→ **What the task requires**
Using the listing below, extract each line that has the word "color" in it.

→ **Material supplied**
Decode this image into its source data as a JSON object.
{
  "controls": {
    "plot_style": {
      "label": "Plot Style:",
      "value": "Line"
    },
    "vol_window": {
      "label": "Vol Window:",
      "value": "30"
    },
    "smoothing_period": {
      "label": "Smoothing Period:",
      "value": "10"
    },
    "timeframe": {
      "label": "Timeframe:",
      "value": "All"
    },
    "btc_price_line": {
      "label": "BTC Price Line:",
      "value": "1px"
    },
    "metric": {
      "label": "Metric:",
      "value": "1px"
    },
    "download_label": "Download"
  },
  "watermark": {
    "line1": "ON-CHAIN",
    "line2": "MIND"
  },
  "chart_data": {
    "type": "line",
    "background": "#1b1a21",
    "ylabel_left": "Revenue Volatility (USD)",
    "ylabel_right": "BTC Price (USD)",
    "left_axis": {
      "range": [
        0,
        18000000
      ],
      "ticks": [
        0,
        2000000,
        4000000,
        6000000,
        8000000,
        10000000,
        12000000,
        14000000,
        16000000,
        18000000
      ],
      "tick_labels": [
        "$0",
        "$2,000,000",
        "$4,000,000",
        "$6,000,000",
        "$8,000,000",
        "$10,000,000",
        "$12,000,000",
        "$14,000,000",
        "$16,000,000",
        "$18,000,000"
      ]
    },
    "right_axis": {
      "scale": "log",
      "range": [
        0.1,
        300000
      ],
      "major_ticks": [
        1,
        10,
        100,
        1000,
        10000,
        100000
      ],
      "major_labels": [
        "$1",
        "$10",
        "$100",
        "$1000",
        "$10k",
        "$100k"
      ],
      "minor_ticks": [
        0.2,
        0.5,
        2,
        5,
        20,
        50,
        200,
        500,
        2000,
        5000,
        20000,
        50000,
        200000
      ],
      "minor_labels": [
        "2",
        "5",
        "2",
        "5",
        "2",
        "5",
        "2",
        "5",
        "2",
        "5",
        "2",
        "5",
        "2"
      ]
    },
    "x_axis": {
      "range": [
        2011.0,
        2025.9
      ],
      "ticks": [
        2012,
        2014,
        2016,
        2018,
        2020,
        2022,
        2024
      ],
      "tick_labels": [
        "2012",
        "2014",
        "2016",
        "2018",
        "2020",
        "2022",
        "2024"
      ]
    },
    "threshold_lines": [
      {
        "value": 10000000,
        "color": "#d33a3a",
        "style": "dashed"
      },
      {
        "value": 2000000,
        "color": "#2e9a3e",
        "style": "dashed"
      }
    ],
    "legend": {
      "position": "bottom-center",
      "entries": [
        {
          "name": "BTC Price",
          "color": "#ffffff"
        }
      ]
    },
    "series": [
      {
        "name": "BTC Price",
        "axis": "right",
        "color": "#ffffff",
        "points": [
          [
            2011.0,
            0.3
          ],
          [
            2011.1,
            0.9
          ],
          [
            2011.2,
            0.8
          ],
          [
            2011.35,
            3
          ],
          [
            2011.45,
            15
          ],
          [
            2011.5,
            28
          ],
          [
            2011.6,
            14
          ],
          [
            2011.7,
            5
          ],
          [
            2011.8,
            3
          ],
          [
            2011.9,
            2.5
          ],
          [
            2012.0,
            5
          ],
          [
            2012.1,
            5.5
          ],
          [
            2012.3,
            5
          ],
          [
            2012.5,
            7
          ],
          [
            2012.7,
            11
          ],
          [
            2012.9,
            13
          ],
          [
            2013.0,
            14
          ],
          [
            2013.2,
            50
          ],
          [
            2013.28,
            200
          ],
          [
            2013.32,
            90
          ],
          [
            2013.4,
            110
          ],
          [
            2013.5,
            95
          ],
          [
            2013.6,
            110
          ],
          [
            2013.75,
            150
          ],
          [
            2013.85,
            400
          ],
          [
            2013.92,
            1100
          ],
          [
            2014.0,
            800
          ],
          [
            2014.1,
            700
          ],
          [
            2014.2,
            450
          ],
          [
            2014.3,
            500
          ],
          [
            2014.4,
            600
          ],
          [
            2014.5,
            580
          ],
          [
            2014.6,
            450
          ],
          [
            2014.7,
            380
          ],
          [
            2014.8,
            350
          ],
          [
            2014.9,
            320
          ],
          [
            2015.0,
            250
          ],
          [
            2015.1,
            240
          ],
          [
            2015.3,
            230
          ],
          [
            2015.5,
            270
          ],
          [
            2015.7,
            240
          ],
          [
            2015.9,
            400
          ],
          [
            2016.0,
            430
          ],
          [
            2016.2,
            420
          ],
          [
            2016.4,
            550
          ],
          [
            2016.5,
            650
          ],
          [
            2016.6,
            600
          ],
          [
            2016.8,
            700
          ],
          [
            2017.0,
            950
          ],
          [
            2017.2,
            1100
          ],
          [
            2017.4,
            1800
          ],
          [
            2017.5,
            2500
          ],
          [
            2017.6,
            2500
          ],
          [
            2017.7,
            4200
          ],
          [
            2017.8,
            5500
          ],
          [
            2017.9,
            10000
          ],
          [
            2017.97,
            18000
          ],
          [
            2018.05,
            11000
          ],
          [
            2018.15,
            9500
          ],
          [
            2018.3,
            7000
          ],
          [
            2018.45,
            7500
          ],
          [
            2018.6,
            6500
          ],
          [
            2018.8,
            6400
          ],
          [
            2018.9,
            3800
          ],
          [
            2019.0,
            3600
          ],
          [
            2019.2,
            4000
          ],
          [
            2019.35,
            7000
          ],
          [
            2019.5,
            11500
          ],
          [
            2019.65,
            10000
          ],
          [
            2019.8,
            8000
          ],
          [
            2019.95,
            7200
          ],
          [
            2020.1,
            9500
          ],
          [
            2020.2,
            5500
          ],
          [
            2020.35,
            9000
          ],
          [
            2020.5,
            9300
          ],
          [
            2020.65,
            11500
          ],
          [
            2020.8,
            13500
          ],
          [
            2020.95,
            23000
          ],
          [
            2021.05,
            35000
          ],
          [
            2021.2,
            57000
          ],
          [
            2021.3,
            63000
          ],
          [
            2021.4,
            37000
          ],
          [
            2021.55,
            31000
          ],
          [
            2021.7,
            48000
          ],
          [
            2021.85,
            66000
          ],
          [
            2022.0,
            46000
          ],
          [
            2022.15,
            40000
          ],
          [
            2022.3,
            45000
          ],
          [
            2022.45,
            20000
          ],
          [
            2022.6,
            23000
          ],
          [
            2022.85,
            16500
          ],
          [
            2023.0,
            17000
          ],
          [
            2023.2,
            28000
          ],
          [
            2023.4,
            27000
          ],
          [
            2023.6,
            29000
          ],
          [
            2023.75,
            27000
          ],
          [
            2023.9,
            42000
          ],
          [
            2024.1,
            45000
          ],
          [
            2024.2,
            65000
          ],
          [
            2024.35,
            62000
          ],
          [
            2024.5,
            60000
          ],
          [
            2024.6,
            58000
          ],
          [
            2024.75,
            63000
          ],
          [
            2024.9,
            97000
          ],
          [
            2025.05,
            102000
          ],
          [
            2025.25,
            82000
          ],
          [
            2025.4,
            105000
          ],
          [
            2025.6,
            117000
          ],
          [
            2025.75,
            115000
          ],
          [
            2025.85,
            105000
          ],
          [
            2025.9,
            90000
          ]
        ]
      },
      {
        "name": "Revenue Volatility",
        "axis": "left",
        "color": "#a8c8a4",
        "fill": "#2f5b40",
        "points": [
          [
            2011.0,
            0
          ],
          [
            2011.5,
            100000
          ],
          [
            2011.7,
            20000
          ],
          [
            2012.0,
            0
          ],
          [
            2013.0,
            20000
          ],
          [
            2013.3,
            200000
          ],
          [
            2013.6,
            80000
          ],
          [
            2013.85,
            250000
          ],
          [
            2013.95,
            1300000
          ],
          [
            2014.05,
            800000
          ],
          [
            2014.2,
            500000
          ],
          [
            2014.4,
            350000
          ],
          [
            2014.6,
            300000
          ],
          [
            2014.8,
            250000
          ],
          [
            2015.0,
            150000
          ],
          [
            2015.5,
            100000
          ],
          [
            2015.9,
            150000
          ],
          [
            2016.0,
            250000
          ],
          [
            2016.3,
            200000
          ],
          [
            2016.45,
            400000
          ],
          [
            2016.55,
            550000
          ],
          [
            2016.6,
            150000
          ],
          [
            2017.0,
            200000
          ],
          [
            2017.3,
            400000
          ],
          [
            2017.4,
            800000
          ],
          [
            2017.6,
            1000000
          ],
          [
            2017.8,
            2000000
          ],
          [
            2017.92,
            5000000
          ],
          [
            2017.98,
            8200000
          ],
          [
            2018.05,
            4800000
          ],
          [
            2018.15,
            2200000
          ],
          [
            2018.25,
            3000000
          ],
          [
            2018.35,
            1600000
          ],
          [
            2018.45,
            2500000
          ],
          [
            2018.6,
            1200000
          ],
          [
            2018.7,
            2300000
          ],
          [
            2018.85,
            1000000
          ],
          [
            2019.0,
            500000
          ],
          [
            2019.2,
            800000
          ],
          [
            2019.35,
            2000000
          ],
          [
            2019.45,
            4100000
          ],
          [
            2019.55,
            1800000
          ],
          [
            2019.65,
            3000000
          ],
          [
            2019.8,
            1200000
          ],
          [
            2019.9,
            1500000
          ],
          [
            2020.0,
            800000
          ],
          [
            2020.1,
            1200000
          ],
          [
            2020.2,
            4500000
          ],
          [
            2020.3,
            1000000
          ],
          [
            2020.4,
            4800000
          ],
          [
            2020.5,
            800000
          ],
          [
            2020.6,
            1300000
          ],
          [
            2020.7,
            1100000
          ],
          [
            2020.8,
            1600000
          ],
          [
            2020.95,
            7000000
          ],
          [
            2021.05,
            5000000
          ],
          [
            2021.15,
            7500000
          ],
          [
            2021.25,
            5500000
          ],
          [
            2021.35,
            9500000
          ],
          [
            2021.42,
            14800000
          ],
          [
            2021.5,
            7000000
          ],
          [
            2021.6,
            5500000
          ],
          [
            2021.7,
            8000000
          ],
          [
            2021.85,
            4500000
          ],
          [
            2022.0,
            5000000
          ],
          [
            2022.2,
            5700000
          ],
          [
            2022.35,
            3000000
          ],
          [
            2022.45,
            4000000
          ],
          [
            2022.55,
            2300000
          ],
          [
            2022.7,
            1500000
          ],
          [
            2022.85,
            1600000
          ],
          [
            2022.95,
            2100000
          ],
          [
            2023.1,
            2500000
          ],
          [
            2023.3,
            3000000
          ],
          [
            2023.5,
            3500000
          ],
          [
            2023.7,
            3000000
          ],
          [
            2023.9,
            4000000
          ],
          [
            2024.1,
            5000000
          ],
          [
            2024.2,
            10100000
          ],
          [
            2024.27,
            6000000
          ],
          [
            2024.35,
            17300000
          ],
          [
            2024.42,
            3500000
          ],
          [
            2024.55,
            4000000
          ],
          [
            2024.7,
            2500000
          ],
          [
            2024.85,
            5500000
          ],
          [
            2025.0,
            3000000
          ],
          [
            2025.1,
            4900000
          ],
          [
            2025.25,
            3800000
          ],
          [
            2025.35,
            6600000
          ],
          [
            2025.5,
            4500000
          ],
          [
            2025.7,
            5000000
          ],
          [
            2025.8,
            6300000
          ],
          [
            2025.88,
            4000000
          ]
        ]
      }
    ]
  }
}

→ **Response**
        "color": "#d33a3a",
        "color": "#2e9a3e",
          "color": "#ffffff"
        "color": "#ffffff",
        "color": "#a8c8a4",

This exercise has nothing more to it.